> **PROBLEM TO WORK ON**
Quote the listing below in its entirety, omitting every image.

** begin ROWS **

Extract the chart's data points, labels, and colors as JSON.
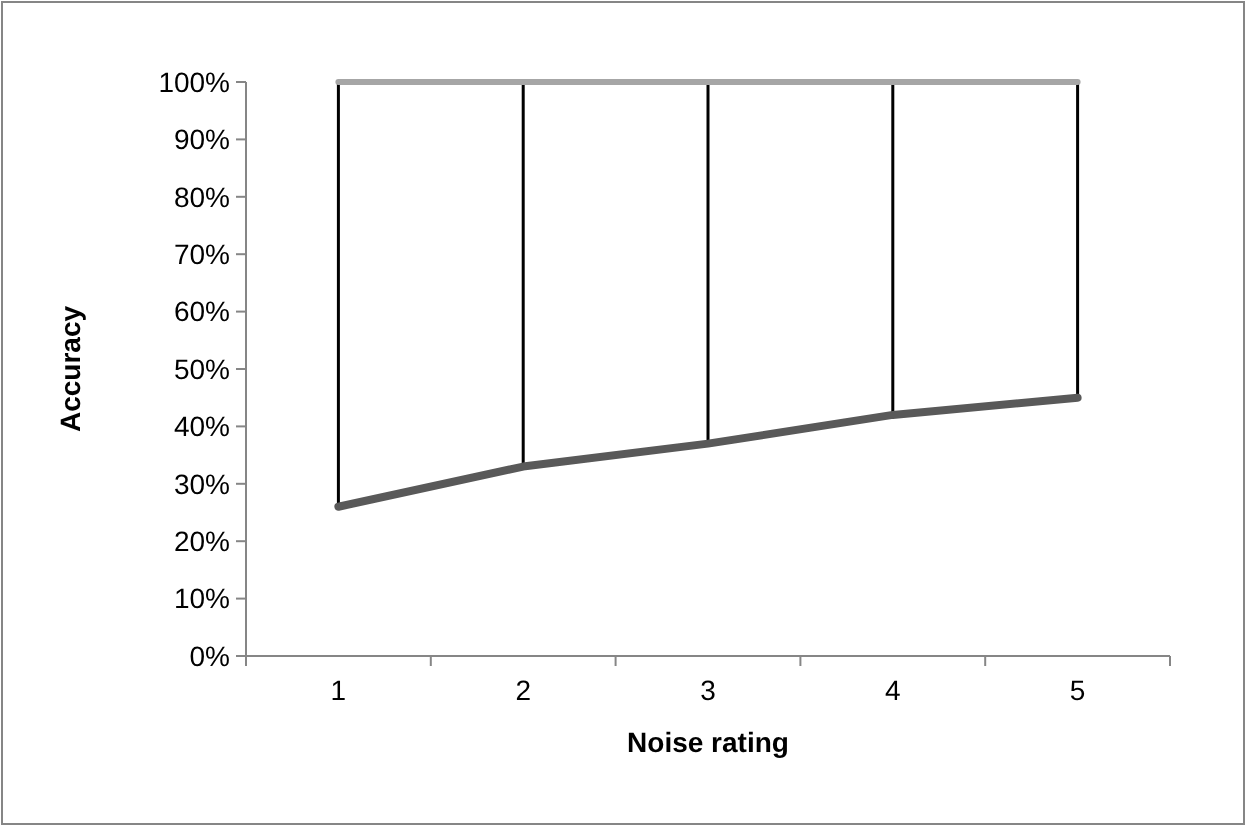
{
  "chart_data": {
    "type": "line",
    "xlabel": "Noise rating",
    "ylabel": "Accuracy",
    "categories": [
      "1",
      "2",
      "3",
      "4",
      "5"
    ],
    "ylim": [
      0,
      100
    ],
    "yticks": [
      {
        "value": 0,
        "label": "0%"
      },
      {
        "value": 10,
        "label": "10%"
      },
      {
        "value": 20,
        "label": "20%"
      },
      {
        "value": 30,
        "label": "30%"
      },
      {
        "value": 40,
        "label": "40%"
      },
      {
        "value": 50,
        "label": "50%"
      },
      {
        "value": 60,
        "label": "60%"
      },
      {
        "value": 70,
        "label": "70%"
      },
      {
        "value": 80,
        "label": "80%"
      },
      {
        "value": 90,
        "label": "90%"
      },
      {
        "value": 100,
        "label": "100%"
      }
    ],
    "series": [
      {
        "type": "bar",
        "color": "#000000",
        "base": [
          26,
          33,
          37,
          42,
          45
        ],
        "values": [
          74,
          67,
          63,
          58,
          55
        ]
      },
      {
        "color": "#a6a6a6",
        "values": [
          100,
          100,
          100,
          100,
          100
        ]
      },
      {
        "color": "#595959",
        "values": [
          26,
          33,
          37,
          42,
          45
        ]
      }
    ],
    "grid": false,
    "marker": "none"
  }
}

** end ROWS **

> **WRITTEN SOLUTION**
Extract the chart's data points, labels, and colors as JSON.
{
  "chart_data": {
    "type": "line",
    "xlabel": "Noise rating",
    "ylabel": "Accuracy",
    "categories": [
      "1",
      "2",
      "3",
      "4",
      "5"
    ],
    "ylim": [
      0,
      100
    ],
    "yticks": [
      {
        "value": 0,
        "label": "0%"
      },
      {
        "value": 10,
        "label": "10%"
      },
      {
        "value": 20,
        "label": "20%"
      },
      {
        "value": 30,
        "label": "30%"
      },
      {
        "value": 40,
        "label": "40%"
      },
      {
        "value": 50,
        "label": "50%"
      },
      {
        "value": 60,
        "label": "60%"
      },
      {
        "value": 70,
        "label": "70%"
      },
      {
        "value": 80,
        "label": "80%"
      },
      {
        "value": 90,
        "label": "90%"
      },
      {
        "value": 100,
        "label": "100%"
      }
    ],
    "series": [
      {
        "type": "bar",
        "color": "#000000",
        "base": [
          26,
          33,
          37,
          42,
          45
        ],
        "values": [
          74,
          67,
          63,
          58,
          55
        ]
      },
      {
        "color": "#a6a6a6",
        "values": [
          100,
          100,
          100,
          100,
          100
        ]
      },
      {
        "color": "#595959",
        "values": [
          26,
          33,
          37,
          42,
          45
        ]
      }
    ],
    "grid": false,
    "marker": "none"
  }
}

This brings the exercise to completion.